> **Entries provided**:
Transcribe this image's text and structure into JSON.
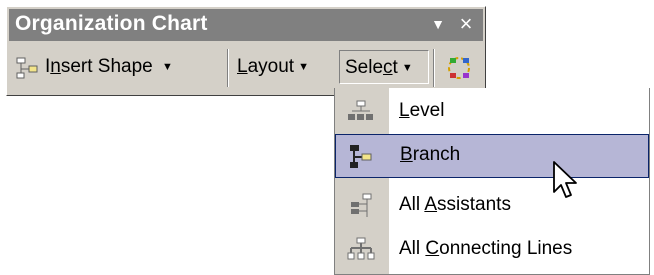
{
  "toolbar": {
    "title": "Organization Chart",
    "insert_shape": {
      "pre": "I",
      "ul": "n",
      "post": "sert Shape"
    },
    "layout": {
      "pre": "",
      "ul": "L",
      "post": "ayout"
    },
    "select": {
      "pre": "Sele",
      "ul": "c",
      "post": "t"
    }
  },
  "menu": {
    "items": [
      {
        "pre": "",
        "ul": "L",
        "post": "evel",
        "icon": "level-icon",
        "highlighted": false
      },
      {
        "pre": "",
        "ul": "B",
        "post": "ranch",
        "icon": "branch-icon",
        "highlighted": true
      },
      {
        "pre": "All ",
        "ul": "A",
        "post": "ssistants",
        "icon": "assistants-icon",
        "highlighted": false
      },
      {
        "pre": "All ",
        "ul": "C",
        "post": "onnecting Lines",
        "icon": "connecting-lines-icon",
        "highlighted": false
      }
    ]
  },
  "colors": {
    "titlebar": "#808080",
    "toolbar_face": "#d4d0c8",
    "menu_highlight": "#b6b6d6",
    "highlight_border": "#0a246a"
  }
}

> **Instruction**:
Can the entries above be repeated exactly, without their pictures?

> **Result below**:
Transcribe this image's text and structure into JSON.
{
  "toolbar": {
    "title": "Organization Chart",
    "insert_shape": {
      "pre": "I",
      "ul": "n",
      "post": "sert Shape"
    },
    "layout": {
      "pre": "",
      "ul": "L",
      "post": "ayout"
    },
    "select": {
      "pre": "Sele",
      "ul": "c",
      "post": "t"
    }
  },
  "menu": {
    "items": [
      {
        "pre": "",
        "ul": "L",
        "post": "evel",
        "icon": "level-icon",
        "highlighted": false
      },
      {
        "pre": "",
        "ul": "B",
        "post": "ranch",
        "icon": "branch-icon",
        "highlighted": true
      },
      {
        "pre": "All ",
        "ul": "A",
        "post": "ssistants",
        "icon": "assistants-icon",
        "highlighted": false
      },
      {
        "pre": "All ",
        "ul": "C",
        "post": "onnecting Lines",
        "icon": "connecting-lines-icon",
        "highlighted": false
      }
    ]
  },
  "colors": {
    "titlebar": "#808080",
    "toolbar_face": "#d4d0c8",
    "menu_highlight": "#b6b6d6",
    "highlight_border": "#0a246a"
  }
}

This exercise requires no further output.